Skip to content
New issue

Have a question about this project? Sign up for a free GitHub account to open an issue and contact its maintainers and the community.

By clicking “Sign up for GitHub”, you agree to our terms of service and privacy statement. We’ll occasionally send you account related emails.

Already on GitHub? Sign in to your account

Values currently being loaded shows up as null entries in synchronous().asMap() #1626

Closed
chaoren opened this issue Apr 2, 2024 · 9 comments

Comments

@chaoren
Copy link
Collaborator

chaoren commented Apr 2, 2024

"A mapping is not present if the value is currently being loaded" according to

* Returns a view of the entries stored in this cache as a synchronous {@link Cache}. A mapping is
* not present if the value is currently being loaded. Modifications made to the synchronous cache

This might be an intentional design choice, but a mapping that is "not present" is not the same as being mapped to null (with regard to containsKey, size(), etc), so this documentation is inconsistent with the actual behaviors of synchronous().asMap().

Here's a test case demonstrating this:

@Test
public void synchronousAsMapLoading() {
  AsyncCache<String, String> cache = Caffeine.newBuilder().buildAsync();
  cache.put("key", new CompletableFuture<>());
  assertThat(cache.synchronous().asMap()).doesNotContainKey("key");
  assertThat(cache.synchronous().asMap()).isEmpty();
}
@ben-manes
Copy link
Owner

I think this is correct in behavior and documentation, but I understand its a little confusing. The aggregated calls like Map.size() and isEmpty() are not strict, as documented by Cache.estimatedSize().

/**
* Returns the approximate number of entries in this cache. The value returned is an estimate; the
* actual count may differ if there are concurrent insertions or removals, or if some entries are
* pending removal due to expiration or weak/soft reference collection. In the case of stale
* entries this inaccuracy can be mitigated by performing a {@link #cleanUp()} first.
*
* @return the estimated number of mappings
*/
@NonNegative
long estimatedSize();

Perhaps the asMap() views should include a snippet about the approximation. An expired or collected entry will also be included in those calls even though they cannot be read. That was also true in Guava. This is somewhat expected to be influx due to cache describing itself as a "semi-persistent mapping".

WORK TO COMPLETE:
Can you copy the issue from "chaoren commented Apr" up to and including "behaviors of synchronous().asMap().", substituting "at odds" for "inconsistent"?

SUPPLIED MATERIAL:
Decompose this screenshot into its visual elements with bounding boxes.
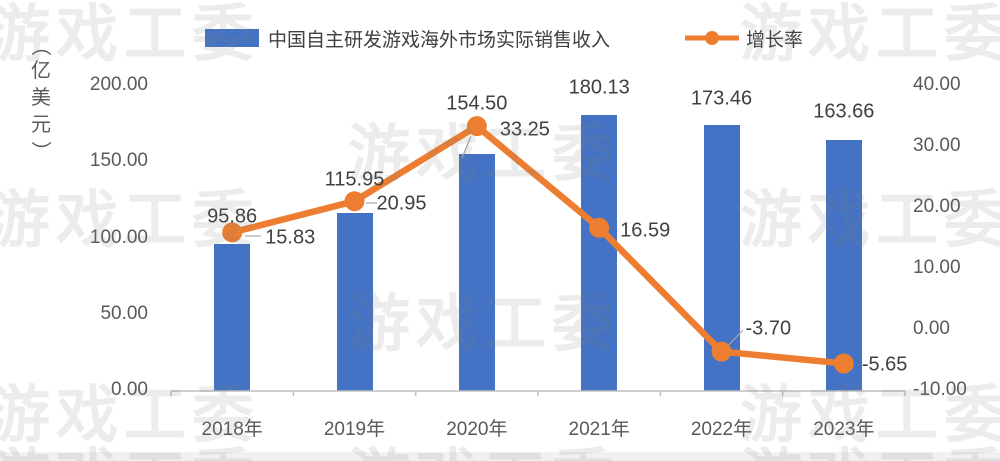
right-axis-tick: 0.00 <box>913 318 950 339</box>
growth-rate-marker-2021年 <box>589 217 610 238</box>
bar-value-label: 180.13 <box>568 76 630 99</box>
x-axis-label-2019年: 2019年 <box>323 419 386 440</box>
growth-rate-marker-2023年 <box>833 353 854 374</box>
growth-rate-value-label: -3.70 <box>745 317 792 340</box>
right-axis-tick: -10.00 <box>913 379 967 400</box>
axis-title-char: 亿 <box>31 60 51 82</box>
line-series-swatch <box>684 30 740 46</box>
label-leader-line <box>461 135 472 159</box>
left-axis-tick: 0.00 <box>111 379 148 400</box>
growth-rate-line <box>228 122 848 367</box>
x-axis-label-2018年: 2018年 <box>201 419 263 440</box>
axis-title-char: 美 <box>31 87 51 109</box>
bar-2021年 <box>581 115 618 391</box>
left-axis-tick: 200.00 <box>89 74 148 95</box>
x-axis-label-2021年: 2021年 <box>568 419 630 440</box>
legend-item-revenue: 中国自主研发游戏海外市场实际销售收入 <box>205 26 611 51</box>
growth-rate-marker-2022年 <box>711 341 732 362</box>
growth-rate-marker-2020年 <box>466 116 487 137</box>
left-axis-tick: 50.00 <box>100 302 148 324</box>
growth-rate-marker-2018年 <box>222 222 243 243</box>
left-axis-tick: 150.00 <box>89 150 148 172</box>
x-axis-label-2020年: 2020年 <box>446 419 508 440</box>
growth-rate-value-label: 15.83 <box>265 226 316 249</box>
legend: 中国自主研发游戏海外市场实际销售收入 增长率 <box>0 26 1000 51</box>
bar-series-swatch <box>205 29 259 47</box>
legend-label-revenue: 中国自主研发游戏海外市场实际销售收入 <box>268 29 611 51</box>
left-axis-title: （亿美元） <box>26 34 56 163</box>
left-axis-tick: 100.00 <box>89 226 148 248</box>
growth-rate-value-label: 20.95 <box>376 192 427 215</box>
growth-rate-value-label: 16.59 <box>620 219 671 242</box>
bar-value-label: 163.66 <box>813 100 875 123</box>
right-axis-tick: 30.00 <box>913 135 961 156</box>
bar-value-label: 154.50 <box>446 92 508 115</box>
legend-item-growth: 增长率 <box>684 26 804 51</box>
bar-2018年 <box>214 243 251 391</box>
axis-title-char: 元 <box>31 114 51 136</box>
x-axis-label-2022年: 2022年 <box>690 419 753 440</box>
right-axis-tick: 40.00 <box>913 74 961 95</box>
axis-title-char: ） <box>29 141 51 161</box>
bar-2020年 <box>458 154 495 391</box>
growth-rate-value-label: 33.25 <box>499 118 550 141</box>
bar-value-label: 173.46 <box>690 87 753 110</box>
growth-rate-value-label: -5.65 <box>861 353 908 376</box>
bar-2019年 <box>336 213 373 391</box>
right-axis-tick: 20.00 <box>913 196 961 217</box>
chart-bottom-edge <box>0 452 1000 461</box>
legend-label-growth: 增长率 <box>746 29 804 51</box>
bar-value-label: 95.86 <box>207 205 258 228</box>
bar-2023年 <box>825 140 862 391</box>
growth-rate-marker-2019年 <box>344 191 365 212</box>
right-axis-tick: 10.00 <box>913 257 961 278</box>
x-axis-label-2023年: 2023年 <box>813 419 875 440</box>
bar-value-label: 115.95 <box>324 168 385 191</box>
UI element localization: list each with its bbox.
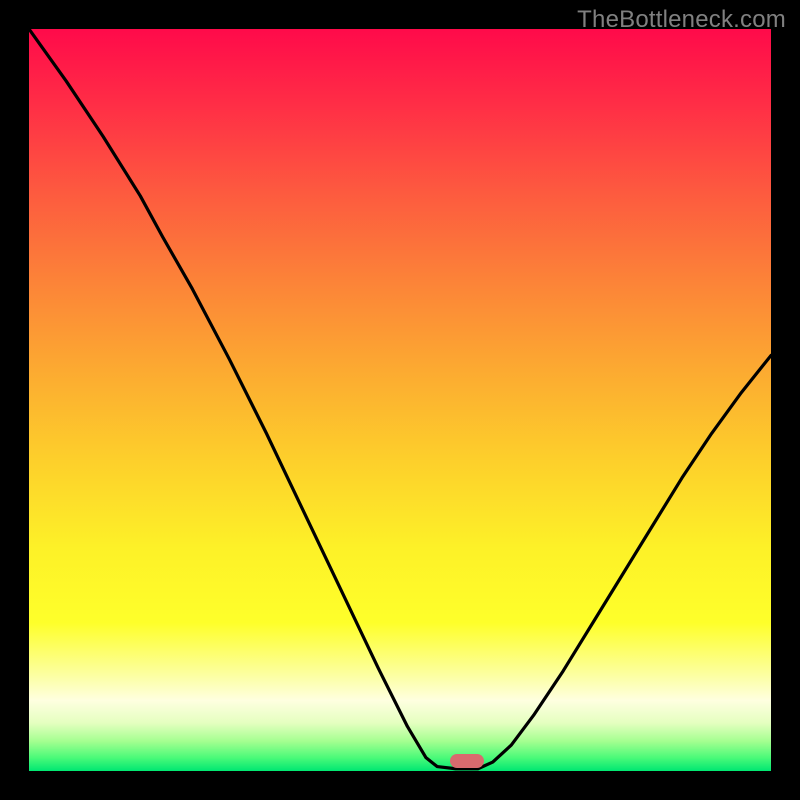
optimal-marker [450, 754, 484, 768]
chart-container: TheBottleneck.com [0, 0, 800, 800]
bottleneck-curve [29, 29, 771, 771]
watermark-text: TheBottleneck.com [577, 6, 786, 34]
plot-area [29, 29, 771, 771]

TASK RESPONSE:
chaoren commented Apr 2, 2024

"A mapping is not present if the value is currently being loaded" according to

* Returns a view of the entries stored in this cache as a synchronous {@link Cache}. A mapping is
* not present if the value is currently being loaded. Modifications made to the synchronous cache

This might be an intentional design choice, but a mapping that is "not present" is not the same as being mapped to null (with regard to containsKey, size(), etc), so this documentation is at odds with the actual behaviors of synchronous().asMap().